+++ Rows +++
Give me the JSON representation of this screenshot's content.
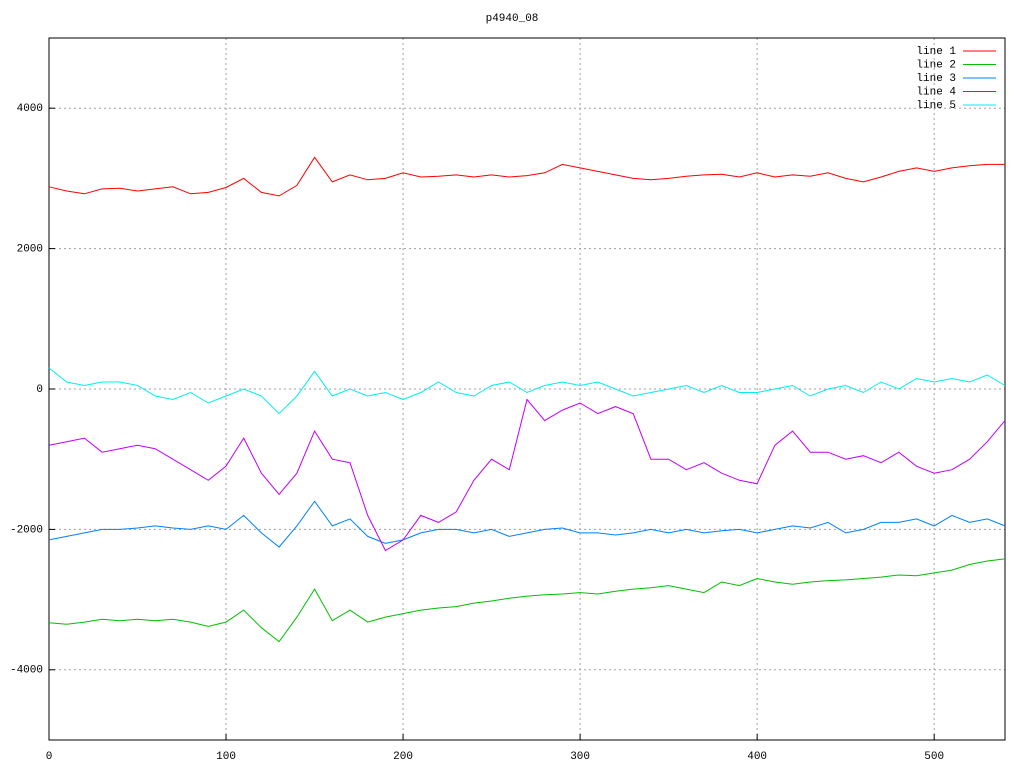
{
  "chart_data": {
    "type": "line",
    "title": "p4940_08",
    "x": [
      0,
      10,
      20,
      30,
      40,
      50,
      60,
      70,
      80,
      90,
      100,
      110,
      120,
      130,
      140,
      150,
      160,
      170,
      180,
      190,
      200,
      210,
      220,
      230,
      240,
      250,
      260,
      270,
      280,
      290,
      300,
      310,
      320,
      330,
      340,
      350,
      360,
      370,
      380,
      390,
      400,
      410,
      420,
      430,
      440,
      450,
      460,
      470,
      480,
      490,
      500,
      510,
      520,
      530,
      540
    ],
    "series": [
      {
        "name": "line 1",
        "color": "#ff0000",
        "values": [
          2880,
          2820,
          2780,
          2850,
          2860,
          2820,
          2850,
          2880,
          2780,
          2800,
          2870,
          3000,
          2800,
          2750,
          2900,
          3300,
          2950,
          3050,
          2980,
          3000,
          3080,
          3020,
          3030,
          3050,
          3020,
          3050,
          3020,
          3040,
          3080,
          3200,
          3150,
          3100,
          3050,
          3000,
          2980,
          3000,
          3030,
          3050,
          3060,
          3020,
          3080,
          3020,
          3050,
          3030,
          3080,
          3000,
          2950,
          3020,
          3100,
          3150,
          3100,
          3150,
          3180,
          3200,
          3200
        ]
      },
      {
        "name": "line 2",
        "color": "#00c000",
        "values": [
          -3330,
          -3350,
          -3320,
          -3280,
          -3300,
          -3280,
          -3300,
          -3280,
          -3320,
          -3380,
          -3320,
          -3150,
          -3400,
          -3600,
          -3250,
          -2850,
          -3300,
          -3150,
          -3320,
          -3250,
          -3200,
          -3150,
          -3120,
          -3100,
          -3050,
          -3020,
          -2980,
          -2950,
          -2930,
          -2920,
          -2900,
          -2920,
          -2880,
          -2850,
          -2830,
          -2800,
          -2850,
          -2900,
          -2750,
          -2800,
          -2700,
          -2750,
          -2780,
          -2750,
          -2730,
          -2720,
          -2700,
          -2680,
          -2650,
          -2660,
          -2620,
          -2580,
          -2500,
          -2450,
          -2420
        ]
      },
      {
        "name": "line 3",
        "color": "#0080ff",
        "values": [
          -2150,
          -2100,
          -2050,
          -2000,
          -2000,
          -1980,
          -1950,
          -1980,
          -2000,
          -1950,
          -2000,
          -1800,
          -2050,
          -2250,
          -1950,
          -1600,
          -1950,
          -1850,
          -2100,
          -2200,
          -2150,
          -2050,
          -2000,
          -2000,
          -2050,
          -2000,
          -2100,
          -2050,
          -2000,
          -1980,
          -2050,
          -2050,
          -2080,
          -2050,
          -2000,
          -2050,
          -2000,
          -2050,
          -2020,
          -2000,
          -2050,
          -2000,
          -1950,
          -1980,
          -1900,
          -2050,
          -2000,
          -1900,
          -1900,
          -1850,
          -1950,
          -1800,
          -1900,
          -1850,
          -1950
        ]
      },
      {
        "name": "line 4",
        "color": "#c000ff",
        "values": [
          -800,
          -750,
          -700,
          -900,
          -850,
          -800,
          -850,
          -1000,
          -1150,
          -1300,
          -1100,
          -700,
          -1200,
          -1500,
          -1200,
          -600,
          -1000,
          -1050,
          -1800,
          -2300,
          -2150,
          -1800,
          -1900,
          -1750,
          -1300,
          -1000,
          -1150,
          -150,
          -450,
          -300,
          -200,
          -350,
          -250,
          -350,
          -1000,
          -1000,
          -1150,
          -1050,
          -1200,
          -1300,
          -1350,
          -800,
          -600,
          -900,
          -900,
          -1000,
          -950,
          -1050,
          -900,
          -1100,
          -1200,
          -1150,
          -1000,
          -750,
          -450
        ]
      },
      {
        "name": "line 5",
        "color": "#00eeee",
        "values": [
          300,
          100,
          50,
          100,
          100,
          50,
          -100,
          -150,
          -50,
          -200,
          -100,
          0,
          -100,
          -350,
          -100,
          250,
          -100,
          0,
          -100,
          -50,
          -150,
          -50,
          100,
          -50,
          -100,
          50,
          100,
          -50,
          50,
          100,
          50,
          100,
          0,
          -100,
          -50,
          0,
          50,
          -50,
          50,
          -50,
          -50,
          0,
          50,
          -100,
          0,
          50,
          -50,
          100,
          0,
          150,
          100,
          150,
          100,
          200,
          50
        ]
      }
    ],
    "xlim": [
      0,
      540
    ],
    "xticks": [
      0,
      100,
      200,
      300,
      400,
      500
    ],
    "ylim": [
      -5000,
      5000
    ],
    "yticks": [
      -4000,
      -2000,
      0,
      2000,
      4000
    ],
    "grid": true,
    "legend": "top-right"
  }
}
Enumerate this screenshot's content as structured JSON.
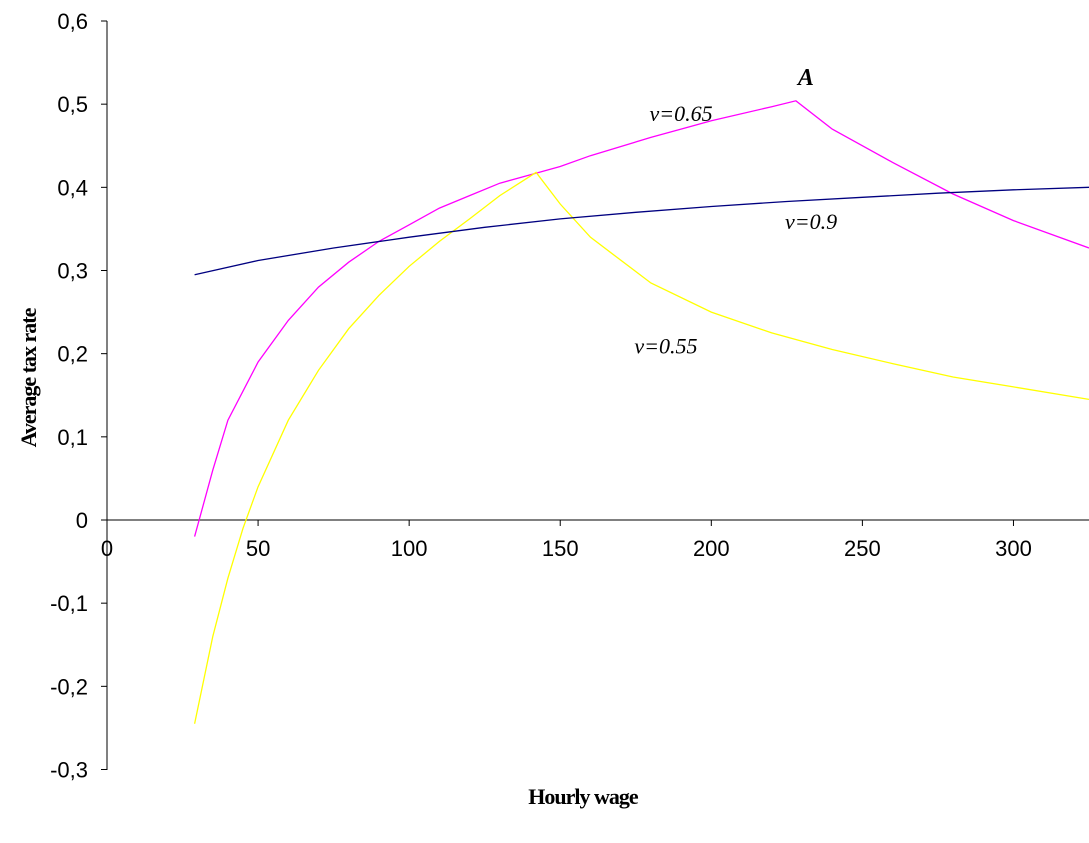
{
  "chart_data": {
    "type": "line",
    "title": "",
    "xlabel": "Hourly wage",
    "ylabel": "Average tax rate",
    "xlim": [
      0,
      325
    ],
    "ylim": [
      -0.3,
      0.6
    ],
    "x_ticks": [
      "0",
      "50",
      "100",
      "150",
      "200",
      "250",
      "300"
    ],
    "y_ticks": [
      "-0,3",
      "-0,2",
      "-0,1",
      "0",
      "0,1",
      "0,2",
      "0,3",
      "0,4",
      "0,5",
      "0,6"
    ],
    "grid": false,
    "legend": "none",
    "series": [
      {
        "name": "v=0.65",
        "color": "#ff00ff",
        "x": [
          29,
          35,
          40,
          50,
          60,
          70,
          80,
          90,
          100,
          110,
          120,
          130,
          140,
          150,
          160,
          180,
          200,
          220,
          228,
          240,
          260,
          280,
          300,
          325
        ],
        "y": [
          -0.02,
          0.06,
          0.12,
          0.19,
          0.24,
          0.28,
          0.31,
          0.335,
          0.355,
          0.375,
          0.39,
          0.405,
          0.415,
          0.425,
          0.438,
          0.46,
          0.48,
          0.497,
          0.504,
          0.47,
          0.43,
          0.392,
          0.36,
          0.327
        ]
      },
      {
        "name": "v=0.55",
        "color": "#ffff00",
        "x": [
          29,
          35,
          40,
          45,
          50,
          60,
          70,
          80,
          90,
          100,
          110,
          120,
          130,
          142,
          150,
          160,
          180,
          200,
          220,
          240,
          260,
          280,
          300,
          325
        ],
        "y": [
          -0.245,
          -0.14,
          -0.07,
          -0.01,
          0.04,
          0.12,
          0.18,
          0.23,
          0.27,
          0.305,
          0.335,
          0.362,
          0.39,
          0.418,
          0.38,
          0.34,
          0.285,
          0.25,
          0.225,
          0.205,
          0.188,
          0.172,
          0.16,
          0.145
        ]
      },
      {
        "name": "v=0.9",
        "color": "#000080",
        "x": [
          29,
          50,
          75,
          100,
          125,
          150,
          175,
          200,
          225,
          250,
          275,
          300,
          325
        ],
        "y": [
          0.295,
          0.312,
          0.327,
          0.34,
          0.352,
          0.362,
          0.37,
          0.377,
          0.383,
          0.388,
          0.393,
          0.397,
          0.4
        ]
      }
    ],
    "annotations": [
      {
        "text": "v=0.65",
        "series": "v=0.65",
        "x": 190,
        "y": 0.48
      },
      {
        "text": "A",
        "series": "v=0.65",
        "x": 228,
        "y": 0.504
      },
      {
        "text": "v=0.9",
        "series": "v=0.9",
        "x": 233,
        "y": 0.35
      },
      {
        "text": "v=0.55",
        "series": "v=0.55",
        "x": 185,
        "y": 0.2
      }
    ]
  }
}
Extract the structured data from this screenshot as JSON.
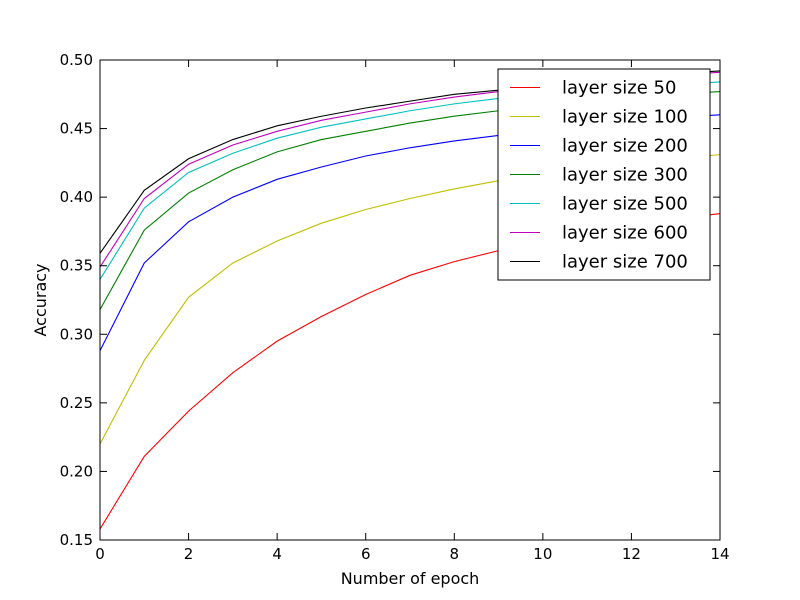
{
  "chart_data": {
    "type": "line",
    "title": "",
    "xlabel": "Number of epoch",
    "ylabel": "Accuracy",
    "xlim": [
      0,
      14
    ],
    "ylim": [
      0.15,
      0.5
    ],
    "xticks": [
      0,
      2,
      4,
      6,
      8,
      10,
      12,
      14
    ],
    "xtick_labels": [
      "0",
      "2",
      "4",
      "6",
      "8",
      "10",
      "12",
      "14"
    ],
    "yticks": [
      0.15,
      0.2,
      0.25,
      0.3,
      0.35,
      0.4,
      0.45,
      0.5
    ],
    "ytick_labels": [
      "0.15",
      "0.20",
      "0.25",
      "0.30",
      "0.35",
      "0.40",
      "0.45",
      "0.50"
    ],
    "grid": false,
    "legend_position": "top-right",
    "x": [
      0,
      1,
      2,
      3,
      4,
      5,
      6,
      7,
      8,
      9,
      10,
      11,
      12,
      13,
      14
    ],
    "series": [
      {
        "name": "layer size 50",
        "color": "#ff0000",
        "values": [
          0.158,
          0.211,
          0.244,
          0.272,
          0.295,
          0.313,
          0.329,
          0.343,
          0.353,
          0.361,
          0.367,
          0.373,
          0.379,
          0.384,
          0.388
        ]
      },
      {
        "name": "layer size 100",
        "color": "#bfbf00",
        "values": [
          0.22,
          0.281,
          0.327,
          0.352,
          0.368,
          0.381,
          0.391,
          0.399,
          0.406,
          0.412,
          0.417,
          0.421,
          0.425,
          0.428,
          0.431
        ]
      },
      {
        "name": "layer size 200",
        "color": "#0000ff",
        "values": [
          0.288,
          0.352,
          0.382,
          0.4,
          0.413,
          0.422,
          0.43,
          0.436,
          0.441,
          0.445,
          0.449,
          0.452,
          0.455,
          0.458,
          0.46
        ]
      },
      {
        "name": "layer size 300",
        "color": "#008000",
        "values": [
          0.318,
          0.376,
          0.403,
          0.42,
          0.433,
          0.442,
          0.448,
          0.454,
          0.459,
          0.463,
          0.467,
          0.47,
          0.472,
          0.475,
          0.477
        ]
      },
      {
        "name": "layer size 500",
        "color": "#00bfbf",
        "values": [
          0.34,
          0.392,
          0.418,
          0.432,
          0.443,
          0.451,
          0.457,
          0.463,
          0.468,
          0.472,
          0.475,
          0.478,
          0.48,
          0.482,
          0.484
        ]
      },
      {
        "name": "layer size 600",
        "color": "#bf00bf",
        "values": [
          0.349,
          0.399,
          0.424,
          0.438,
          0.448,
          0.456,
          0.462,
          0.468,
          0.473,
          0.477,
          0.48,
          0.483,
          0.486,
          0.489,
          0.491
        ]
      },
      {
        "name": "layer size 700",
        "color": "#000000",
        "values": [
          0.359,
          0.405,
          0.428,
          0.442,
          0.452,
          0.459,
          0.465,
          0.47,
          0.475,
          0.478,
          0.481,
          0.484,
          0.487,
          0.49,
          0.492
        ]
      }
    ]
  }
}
+++
What you should do. Scan the listing above and identify each line holding the string "this"; copy every such line.

Full solution.
Give me the JSON representation of this screenshot's content.
Enumerate this screenshot's content as structured JSON.
Extract the structured data from this screenshot as JSON.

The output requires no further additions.